• [Task objective]: With the pictures left out, copy the listing below exactly.

^^^^^^^^

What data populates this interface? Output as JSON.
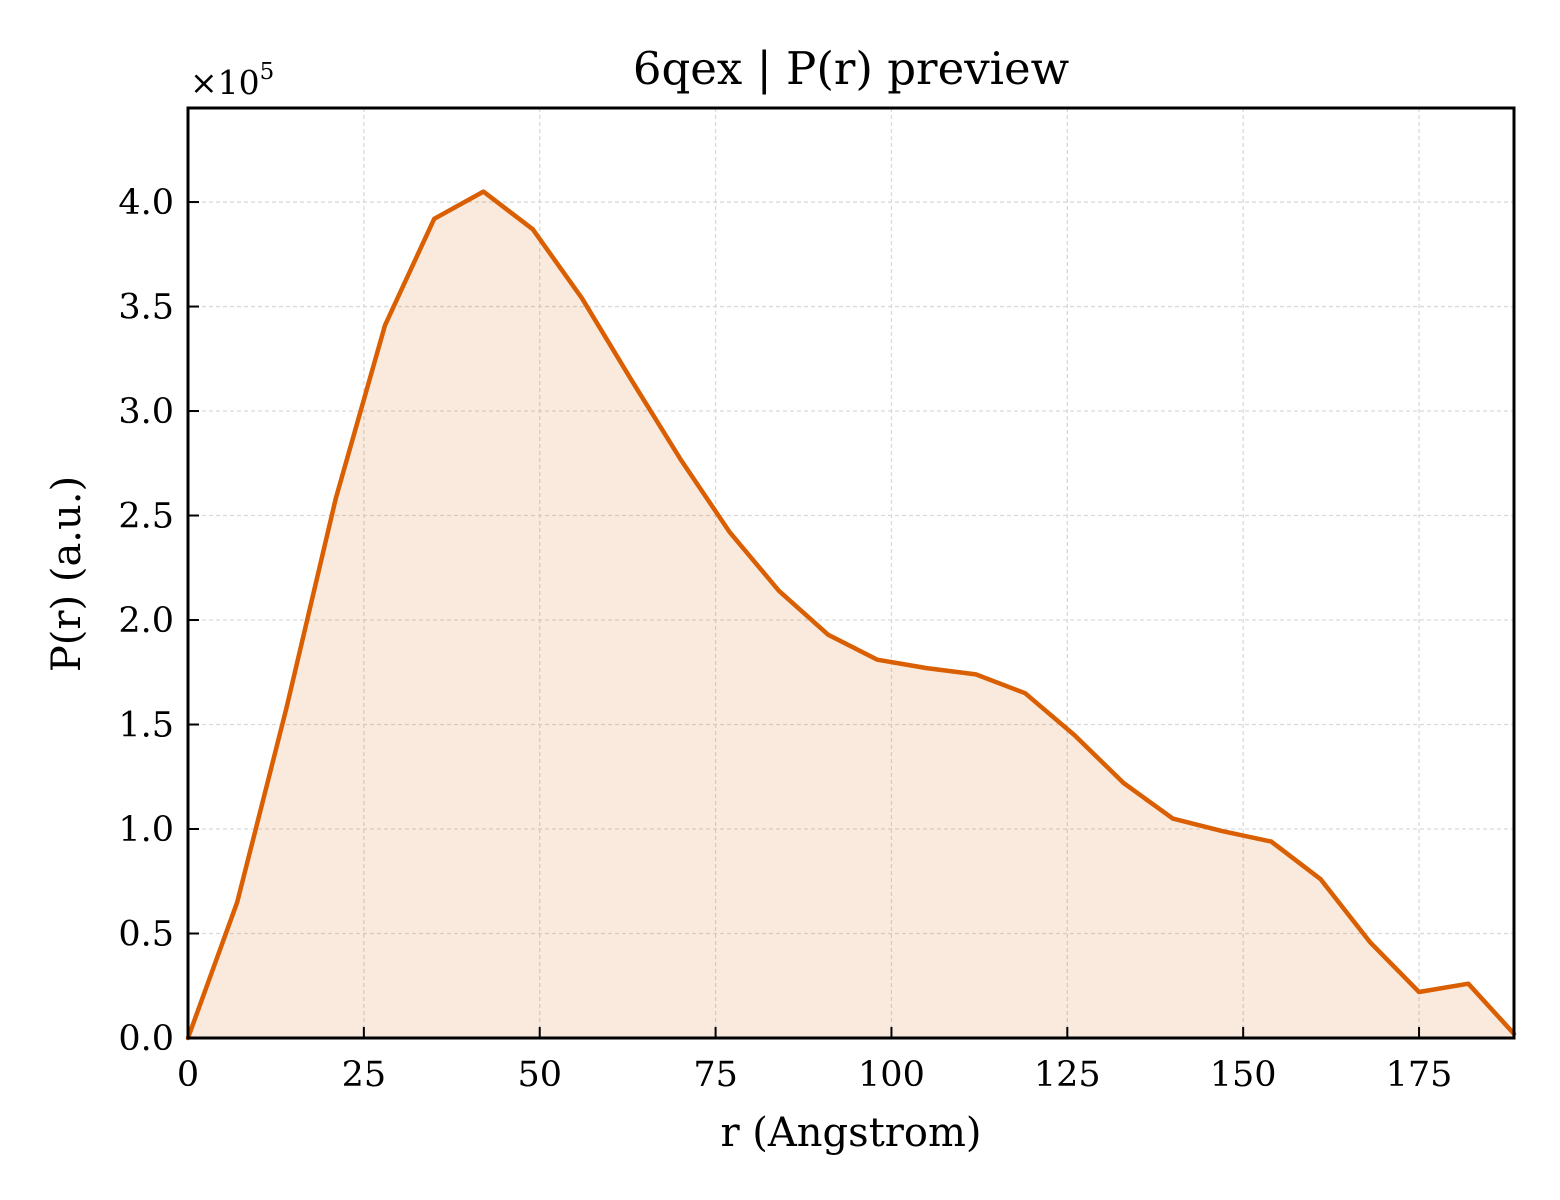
{
  "chart_data": {
    "type": "area",
    "title": "6qex | P(r) preview",
    "xlabel": "r (Angstrom)",
    "ylabel": "P(r) (a.u.)",
    "y_multiplier_prefix": "×10",
    "y_multiplier_exponent": "5",
    "xlim": [
      0,
      188.5
    ],
    "ylim": [
      0,
      4.45
    ],
    "x_ticks": [
      0,
      25,
      50,
      75,
      100,
      125,
      150,
      175
    ],
    "x_tick_labels": [
      "0",
      "25",
      "50",
      "75",
      "100",
      "125",
      "150",
      "175"
    ],
    "y_ticks": [
      0,
      0.5,
      1.0,
      1.5,
      2.0,
      2.5,
      3.0,
      3.5,
      4.0
    ],
    "y_tick_labels": [
      "0.0",
      "0.5",
      "1.0",
      "1.5",
      "2.0",
      "2.5",
      "3.0",
      "3.5",
      "4.0"
    ],
    "grid": true,
    "line_color": "#d95f02",
    "fill_color": "#d95f02",
    "series": [
      {
        "x": [
          0,
          7,
          14,
          21,
          28,
          35,
          42,
          49,
          56,
          63,
          70,
          77,
          84,
          91,
          98,
          105,
          112,
          119,
          126,
          133,
          140,
          147,
          154,
          161,
          168,
          175,
          182,
          188.5
        ],
        "values": [
          0,
          0.65,
          1.58,
          2.58,
          3.41,
          3.92,
          4.05,
          3.87,
          3.54,
          3.15,
          2.77,
          2.42,
          2.14,
          1.93,
          1.81,
          1.77,
          1.74,
          1.65,
          1.45,
          1.22,
          1.05,
          0.99,
          0.94,
          0.76,
          0.46,
          0.22,
          0.26,
          0.02
        ]
      }
    ]
  }
}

^^^^^^^^

• [The output]:
What data populates this interface? Output as JSON.
{
  "chart_data": {
    "type": "area",
    "title": "6qex | P(r) preview",
    "xlabel": "r (Angstrom)",
    "ylabel": "P(r) (a.u.)",
    "y_multiplier_prefix": "×10",
    "y_multiplier_exponent": "5",
    "xlim": [
      0,
      188.5
    ],
    "ylim": [
      0,
      4.45
    ],
    "x_ticks": [
      0,
      25,
      50,
      75,
      100,
      125,
      150,
      175
    ],
    "x_tick_labels": [
      "0",
      "25",
      "50",
      "75",
      "100",
      "125",
      "150",
      "175"
    ],
    "y_ticks": [
      0,
      0.5,
      1.0,
      1.5,
      2.0,
      2.5,
      3.0,
      3.5,
      4.0
    ],
    "y_tick_labels": [
      "0.0",
      "0.5",
      "1.0",
      "1.5",
      "2.0",
      "2.5",
      "3.0",
      "3.5",
      "4.0"
    ],
    "grid": true,
    "line_color": "#d95f02",
    "fill_color": "#d95f02",
    "series": [
      {
        "x": [
          0,
          7,
          14,
          21,
          28,
          35,
          42,
          49,
          56,
          63,
          70,
          77,
          84,
          91,
          98,
          105,
          112,
          119,
          126,
          133,
          140,
          147,
          154,
          161,
          168,
          175,
          182,
          188.5
        ],
        "values": [
          0,
          0.65,
          1.58,
          2.58,
          3.41,
          3.92,
          4.05,
          3.87,
          3.54,
          3.15,
          2.77,
          2.42,
          2.14,
          1.93,
          1.81,
          1.77,
          1.74,
          1.65,
          1.45,
          1.22,
          1.05,
          0.99,
          0.94,
          0.76,
          0.46,
          0.22,
          0.26,
          0.02
        ]
      }
    ]
  }
}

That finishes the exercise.